* Task to complete: Lay out everything from the line containing "page: Aspect Ratio: 1:1" down to the line containing "List every element", both included, as a JSON list of strings with one string per line. Leave out any blank lines.

Start of Dataset content

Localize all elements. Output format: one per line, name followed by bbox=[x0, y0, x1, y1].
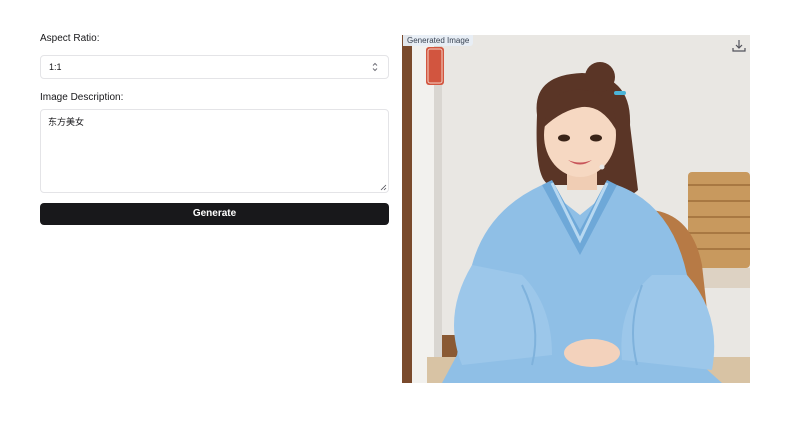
page: Aspect Ratio: 1:1 Image Description: 东方美… bbox=[0, 0, 800, 432]
image-description-label: Image Description: bbox=[40, 92, 124, 103]
download-icon[interactable] bbox=[731, 38, 747, 54]
resize-handle-icon[interactable] bbox=[380, 184, 387, 191]
chevron-up-down-icon bbox=[372, 62, 378, 72]
image-description-value: 东方美女 bbox=[48, 117, 85, 127]
aspect-ratio-label: Aspect Ratio: bbox=[40, 33, 100, 44]
generated-image: Generated Image bbox=[402, 35, 750, 383]
generate-button[interactable]: Generate bbox=[40, 203, 389, 225]
generated-image-tag: Generated Image bbox=[403, 35, 474, 46]
seal-stamp bbox=[426, 47, 444, 85]
aspect-ratio-value: 1:1 bbox=[49, 62, 62, 72]
image-description-input[interactable]: 东方美女 bbox=[40, 109, 389, 193]
aspect-ratio-select[interactable]: 1:1 bbox=[40, 55, 389, 79]
portrait-illustration bbox=[402, 35, 750, 383]
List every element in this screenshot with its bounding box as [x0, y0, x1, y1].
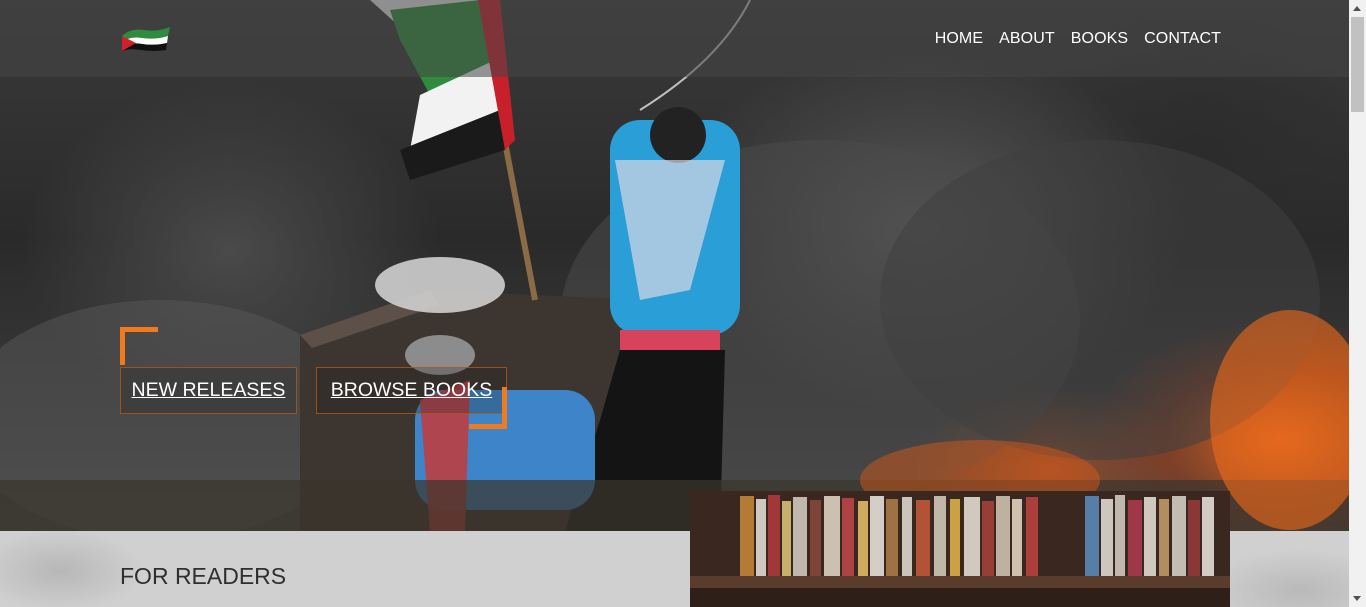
bookshelf-illustration	[690, 491, 1230, 607]
nav-books[interactable]: BOOKS	[1071, 30, 1128, 48]
top-navbar: HOME ABOUT BOOKS CONTACT	[0, 0, 1349, 77]
corner-accent-top-left	[120, 327, 158, 365]
scrollbar-thumb[interactable]	[1351, 17, 1364, 112]
scroll-up-icon[interactable]	[1353, 6, 1361, 11]
scroll-down-icon[interactable]	[1353, 596, 1361, 601]
nav-home[interactable]: HOME	[935, 30, 983, 48]
hero-section: HOME ABOUT BOOKS CONTACT NEW RELEASES BR…	[0, 0, 1349, 531]
bookshelf-image	[690, 491, 1230, 607]
new-releases-button[interactable]: NEW RELEASES	[120, 367, 297, 414]
palestine-flag-logo[interactable]	[120, 24, 172, 52]
for-readers-heading: FOR READERS	[120, 563, 287, 589]
corner-accent-bottom-right	[469, 387, 507, 429]
nav-about[interactable]: ABOUT	[999, 30, 1055, 48]
hero-background-image	[0, 0, 1349, 531]
main-nav: HOME ABOUT BOOKS CONTACT	[935, 30, 1221, 48]
page-scrollbar[interactable]	[1349, 0, 1366, 607]
nav-contact[interactable]: CONTACT	[1144, 30, 1221, 48]
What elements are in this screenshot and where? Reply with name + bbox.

End of Dataset content

* Result of this task:
[
  "page: Aspect Ratio: 1:1 Image Description: 东方美… bbox=[0, 0, 800, 432]",
  "image-description-label: Image Description: bbox=[40, 92, 124, 103]",
  "download-icon[interactable] bbox=[731, 38, 747, 54]",
  "resize-handle-icon[interactable] bbox=[380, 184, 387, 191]",
  "chevron-up-down-icon bbox=[372, 62, 378, 72]",
  "image-description-value: 东方美女 bbox=[48, 117, 85, 127]",
  "aspect-ratio-label: Aspect Ratio: bbox=[40, 33, 100, 44]",
  "generated-image: Generated Image bbox=[402, 35, 750, 383]",
  "generate-button[interactable]: Generate bbox=[40, 203, 389, 225]",
  "generated-image-tag: Generated Image bbox=[403, 35, 474, 46]",
  "seal-stamp bbox=[426, 47, 444, 85]",
  "aspect-ratio-value: 1:1 bbox=[49, 62, 62, 72]",
  "image-description-input[interactable]: 东方美女 bbox=[40, 109, 389, 193]",
  "aspect-ratio-select[interactable]: 1:1 bbox=[40, 55, 389, 79]",
  "portrait-illustration bbox=[402, 35, 750, 383]",
  "List every element in this screenshot with its bounding box as [x0, y0, x1, y1]."
]